### Your instructions
Tally the lines holding the word "FLOAT" and state the count by itself.

[START OF Provided entries]

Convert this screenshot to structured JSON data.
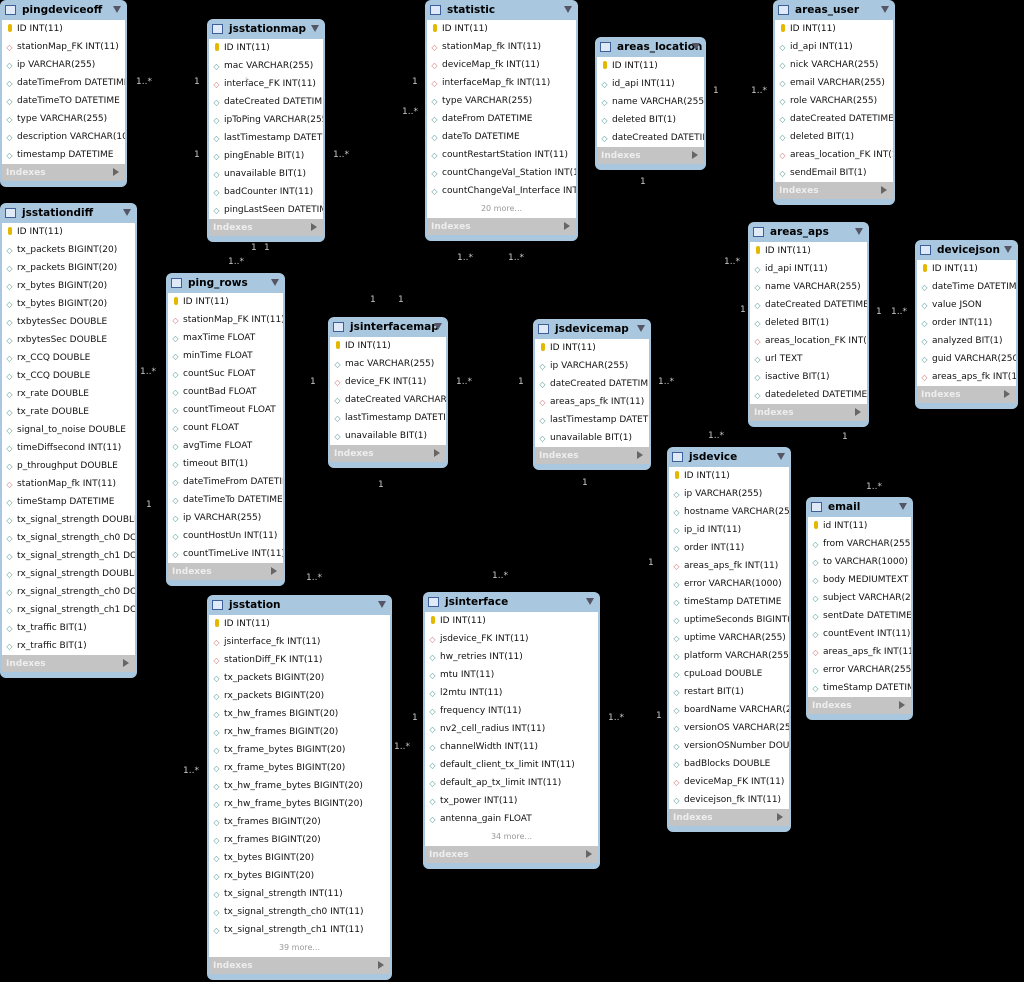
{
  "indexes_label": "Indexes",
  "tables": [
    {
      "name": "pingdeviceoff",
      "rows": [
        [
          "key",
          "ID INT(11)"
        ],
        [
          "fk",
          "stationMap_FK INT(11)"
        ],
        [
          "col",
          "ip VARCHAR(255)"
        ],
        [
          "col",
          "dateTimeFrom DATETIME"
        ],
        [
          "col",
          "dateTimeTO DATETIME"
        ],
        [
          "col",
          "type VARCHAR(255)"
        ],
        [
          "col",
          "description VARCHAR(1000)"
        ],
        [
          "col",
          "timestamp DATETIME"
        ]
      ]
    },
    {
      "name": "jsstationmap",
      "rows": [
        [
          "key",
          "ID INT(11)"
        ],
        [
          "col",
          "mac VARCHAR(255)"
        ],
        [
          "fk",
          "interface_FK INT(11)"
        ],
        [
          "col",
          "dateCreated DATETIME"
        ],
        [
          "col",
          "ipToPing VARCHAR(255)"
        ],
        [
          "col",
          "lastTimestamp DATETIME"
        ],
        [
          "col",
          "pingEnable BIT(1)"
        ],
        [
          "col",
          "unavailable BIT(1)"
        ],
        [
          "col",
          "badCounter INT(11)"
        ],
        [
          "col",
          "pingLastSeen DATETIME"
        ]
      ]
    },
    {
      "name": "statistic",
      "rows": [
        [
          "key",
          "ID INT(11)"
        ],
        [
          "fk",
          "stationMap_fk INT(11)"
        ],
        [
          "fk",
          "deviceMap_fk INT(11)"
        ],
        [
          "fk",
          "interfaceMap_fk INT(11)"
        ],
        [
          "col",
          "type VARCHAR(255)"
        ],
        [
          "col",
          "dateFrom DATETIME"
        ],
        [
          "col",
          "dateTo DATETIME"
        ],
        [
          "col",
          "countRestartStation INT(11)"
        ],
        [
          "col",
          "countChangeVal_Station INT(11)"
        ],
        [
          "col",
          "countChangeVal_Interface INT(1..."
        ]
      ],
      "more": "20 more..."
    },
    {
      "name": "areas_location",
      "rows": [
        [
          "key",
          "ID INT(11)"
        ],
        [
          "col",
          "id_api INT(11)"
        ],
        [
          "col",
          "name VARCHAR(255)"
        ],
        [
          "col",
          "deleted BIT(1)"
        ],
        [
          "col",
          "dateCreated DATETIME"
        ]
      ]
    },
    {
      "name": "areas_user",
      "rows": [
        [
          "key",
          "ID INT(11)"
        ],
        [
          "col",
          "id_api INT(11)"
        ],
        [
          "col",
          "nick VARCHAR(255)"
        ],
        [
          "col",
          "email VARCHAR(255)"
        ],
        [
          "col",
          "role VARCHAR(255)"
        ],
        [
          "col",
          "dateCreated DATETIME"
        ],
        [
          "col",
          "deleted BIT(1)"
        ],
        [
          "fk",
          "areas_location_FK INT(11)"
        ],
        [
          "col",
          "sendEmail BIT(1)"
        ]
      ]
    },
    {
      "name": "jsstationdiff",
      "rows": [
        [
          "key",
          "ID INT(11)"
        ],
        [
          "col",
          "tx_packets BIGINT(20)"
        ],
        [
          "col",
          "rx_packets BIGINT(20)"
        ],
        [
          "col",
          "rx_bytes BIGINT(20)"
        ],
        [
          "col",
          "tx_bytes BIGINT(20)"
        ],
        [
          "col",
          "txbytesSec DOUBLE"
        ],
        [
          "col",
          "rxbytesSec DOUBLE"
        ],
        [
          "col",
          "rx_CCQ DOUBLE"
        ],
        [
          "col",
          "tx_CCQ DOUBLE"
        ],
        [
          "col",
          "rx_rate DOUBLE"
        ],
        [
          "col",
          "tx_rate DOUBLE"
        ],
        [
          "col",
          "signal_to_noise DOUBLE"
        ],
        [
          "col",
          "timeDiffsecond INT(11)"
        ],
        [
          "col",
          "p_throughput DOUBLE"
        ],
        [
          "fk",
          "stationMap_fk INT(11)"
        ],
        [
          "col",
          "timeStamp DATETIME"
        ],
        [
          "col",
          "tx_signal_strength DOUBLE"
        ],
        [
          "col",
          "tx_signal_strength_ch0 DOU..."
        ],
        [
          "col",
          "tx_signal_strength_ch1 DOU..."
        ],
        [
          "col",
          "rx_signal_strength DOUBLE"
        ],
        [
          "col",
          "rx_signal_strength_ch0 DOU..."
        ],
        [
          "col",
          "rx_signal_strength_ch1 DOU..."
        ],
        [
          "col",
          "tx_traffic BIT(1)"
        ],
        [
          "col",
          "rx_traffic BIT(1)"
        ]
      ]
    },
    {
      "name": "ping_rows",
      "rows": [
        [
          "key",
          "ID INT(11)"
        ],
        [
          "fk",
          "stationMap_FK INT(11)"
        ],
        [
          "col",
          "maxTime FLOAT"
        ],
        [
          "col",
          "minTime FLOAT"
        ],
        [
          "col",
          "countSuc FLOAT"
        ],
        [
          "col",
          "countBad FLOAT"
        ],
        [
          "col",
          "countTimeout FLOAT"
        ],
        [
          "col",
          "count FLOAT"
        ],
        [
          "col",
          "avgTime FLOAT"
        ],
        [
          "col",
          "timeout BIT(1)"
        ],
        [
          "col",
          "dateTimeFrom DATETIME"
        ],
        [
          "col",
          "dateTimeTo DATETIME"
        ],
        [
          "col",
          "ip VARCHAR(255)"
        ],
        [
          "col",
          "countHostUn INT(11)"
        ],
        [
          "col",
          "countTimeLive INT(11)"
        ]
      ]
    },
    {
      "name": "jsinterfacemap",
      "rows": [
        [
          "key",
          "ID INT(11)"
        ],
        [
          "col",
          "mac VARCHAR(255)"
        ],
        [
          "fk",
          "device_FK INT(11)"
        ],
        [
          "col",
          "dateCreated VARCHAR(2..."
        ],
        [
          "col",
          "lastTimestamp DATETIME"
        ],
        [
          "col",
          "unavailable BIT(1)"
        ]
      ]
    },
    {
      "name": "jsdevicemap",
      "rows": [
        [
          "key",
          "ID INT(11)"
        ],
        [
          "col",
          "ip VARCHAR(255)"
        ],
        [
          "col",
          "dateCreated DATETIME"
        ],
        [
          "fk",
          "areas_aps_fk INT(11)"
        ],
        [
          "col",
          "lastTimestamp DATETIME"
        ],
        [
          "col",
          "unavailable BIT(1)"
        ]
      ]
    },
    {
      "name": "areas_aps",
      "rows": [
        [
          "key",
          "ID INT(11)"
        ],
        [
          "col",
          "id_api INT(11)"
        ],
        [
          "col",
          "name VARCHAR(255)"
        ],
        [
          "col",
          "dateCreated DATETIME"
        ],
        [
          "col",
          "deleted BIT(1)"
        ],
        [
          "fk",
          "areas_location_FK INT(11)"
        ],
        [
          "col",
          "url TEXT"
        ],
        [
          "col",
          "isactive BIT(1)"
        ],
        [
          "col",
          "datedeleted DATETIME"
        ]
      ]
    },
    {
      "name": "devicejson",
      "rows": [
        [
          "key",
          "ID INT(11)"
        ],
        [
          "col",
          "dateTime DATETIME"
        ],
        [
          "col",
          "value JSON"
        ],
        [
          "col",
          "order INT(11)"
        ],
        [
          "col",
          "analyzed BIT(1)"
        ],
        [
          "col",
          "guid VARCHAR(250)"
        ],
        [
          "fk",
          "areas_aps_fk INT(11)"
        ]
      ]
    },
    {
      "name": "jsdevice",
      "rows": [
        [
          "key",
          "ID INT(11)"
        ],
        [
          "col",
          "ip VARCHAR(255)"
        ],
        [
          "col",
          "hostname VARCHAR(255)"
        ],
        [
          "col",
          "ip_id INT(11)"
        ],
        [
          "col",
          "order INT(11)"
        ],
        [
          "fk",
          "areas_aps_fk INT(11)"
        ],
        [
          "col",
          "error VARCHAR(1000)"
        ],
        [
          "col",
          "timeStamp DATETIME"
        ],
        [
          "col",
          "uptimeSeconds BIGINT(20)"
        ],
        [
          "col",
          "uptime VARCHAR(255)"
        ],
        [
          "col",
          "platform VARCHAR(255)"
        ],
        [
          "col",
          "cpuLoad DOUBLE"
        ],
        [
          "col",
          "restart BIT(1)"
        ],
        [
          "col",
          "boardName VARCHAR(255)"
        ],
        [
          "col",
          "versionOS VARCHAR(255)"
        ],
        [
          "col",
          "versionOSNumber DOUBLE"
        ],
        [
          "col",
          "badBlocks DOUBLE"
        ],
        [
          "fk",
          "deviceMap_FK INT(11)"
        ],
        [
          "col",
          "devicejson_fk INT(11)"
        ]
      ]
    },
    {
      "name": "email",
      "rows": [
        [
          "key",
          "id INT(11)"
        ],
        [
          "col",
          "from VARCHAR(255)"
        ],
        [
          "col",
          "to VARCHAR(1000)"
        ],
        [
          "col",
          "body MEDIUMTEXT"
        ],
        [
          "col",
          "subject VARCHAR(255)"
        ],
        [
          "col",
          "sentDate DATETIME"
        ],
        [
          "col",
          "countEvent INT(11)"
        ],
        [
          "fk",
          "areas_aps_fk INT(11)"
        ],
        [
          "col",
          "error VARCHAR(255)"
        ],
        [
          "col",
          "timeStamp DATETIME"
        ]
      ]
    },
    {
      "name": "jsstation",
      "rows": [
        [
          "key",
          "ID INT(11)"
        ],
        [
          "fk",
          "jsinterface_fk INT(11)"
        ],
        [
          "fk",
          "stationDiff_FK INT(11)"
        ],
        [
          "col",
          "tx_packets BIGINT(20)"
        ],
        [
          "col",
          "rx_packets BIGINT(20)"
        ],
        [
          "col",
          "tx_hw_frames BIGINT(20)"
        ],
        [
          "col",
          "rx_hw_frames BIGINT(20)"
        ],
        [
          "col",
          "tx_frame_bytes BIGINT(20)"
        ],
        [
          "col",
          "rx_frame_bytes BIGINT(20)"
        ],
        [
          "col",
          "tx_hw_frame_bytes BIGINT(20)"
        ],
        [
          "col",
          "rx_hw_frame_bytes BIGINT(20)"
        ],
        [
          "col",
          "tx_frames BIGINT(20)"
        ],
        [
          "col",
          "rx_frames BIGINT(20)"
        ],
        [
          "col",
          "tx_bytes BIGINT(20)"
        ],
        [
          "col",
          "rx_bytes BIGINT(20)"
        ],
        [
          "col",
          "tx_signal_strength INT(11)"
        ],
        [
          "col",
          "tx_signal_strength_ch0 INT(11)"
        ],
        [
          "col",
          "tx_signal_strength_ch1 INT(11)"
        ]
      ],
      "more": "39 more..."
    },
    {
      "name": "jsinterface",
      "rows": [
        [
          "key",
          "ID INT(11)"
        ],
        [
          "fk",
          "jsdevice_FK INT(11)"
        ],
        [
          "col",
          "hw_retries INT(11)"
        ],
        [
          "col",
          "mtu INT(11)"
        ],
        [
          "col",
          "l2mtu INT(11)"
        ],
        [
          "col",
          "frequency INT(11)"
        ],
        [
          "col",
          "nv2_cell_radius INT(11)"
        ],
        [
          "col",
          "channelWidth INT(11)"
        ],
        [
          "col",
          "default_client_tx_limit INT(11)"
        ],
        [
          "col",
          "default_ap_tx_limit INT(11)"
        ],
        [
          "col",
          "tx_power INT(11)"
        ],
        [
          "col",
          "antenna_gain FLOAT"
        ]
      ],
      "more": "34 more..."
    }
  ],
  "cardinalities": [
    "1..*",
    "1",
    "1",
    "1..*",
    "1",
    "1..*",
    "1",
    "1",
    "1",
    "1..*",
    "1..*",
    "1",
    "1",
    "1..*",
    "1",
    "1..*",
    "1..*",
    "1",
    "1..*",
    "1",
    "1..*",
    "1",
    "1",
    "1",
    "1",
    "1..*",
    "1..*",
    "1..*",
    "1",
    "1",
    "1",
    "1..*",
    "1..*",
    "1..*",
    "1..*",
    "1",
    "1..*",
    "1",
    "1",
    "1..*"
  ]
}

[END OF Provided entries]
[START OF Provided entries]

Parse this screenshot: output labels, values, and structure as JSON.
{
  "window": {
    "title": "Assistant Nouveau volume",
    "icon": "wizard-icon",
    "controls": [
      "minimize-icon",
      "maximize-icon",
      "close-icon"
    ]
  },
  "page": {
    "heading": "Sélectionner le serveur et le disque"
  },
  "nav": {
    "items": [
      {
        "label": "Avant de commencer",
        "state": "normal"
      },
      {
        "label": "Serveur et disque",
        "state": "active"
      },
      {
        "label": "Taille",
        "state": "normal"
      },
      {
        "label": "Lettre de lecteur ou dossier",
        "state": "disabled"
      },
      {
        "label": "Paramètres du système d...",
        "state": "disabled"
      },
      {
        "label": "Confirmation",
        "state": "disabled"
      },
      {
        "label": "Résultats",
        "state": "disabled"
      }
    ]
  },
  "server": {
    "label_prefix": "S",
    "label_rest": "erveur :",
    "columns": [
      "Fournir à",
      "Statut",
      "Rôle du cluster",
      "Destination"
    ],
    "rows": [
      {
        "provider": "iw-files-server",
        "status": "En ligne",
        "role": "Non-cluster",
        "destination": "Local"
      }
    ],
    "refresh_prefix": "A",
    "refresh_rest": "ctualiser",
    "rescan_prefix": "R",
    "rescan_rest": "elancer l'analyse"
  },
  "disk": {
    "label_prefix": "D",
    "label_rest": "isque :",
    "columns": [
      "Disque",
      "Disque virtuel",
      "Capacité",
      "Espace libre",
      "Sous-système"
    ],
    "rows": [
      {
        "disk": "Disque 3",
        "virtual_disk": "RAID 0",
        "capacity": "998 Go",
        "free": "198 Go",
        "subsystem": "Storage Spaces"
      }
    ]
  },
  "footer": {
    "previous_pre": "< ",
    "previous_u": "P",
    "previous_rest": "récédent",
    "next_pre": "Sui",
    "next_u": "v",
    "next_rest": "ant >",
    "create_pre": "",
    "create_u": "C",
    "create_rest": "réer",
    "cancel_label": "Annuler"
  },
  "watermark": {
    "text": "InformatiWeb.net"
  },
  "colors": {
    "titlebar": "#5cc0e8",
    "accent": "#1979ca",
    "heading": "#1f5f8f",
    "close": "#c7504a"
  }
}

[END OF Provided entries]

### The reply
8